Dataset entries
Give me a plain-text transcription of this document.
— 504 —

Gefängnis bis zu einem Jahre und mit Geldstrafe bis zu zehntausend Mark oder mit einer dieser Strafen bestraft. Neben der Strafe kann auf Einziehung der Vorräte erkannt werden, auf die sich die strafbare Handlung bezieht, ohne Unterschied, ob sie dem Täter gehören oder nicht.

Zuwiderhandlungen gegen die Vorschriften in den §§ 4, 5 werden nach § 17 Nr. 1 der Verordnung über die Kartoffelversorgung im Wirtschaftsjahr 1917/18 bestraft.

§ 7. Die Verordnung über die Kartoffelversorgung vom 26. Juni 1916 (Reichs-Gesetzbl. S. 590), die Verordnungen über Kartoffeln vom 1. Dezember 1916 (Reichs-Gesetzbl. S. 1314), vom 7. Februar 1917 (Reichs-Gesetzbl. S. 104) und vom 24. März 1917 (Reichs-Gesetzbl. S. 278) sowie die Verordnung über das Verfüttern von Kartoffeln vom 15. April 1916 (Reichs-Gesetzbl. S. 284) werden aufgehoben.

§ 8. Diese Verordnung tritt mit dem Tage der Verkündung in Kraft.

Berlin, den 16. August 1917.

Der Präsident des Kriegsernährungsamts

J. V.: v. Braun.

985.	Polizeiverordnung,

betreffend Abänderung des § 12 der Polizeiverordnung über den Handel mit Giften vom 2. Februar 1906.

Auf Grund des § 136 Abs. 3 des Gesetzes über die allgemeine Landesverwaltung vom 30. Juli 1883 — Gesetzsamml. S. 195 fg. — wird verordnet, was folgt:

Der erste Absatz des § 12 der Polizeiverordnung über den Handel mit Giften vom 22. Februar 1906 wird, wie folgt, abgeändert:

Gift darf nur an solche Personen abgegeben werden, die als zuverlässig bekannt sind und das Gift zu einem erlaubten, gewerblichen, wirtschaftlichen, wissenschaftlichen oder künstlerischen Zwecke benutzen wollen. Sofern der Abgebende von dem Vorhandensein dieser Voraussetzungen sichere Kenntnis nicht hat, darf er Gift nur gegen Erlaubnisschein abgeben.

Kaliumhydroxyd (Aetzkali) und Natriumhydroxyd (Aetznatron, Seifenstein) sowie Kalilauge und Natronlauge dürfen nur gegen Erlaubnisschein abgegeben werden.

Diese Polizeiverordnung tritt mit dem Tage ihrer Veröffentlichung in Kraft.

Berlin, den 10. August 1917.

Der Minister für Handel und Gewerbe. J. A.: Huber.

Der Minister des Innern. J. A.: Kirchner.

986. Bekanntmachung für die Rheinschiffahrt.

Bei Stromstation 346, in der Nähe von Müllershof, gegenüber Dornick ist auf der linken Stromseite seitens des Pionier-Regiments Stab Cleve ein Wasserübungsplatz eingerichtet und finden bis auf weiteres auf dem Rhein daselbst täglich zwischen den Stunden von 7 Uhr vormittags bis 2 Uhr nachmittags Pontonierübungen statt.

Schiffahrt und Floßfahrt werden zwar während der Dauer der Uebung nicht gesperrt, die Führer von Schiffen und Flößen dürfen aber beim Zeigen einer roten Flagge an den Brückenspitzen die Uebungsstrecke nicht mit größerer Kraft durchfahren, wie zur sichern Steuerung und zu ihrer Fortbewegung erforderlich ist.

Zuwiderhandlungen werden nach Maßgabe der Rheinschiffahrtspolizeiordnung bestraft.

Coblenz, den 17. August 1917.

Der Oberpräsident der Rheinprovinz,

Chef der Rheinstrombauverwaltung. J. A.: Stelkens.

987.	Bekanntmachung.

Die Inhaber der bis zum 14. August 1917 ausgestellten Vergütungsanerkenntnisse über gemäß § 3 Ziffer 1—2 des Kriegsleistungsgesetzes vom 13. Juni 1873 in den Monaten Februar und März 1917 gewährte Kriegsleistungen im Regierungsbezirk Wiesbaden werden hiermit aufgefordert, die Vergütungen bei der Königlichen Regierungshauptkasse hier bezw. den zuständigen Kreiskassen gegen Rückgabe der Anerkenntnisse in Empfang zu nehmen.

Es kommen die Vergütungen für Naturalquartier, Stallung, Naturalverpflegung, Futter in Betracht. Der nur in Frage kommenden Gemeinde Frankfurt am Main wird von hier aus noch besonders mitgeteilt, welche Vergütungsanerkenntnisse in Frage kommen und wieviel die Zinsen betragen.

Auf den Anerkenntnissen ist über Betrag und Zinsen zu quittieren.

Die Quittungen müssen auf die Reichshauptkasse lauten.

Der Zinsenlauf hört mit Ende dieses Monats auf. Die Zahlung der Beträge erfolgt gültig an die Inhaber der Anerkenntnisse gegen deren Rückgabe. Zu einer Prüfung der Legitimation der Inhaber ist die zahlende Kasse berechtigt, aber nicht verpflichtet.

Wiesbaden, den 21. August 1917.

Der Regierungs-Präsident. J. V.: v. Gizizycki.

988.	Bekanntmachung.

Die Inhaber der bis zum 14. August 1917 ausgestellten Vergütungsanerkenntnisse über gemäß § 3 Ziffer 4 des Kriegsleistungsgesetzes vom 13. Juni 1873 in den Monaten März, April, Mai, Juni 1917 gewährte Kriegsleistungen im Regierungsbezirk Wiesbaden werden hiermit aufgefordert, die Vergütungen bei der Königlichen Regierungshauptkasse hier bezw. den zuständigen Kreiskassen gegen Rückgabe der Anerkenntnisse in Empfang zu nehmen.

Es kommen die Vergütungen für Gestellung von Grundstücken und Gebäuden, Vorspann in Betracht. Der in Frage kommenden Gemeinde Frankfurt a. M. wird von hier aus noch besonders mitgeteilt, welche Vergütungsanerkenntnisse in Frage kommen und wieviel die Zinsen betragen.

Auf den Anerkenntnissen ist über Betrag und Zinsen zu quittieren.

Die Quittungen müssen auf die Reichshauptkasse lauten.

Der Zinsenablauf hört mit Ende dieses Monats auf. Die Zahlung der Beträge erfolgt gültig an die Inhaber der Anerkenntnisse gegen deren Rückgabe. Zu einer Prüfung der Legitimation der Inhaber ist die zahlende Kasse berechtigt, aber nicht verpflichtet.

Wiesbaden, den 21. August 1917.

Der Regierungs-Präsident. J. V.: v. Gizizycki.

* **DO THIS**
Determine how many lines in the listing above hold the word "abgegeben", answering with the number only.

* **EXPECTED OUTPUT**
2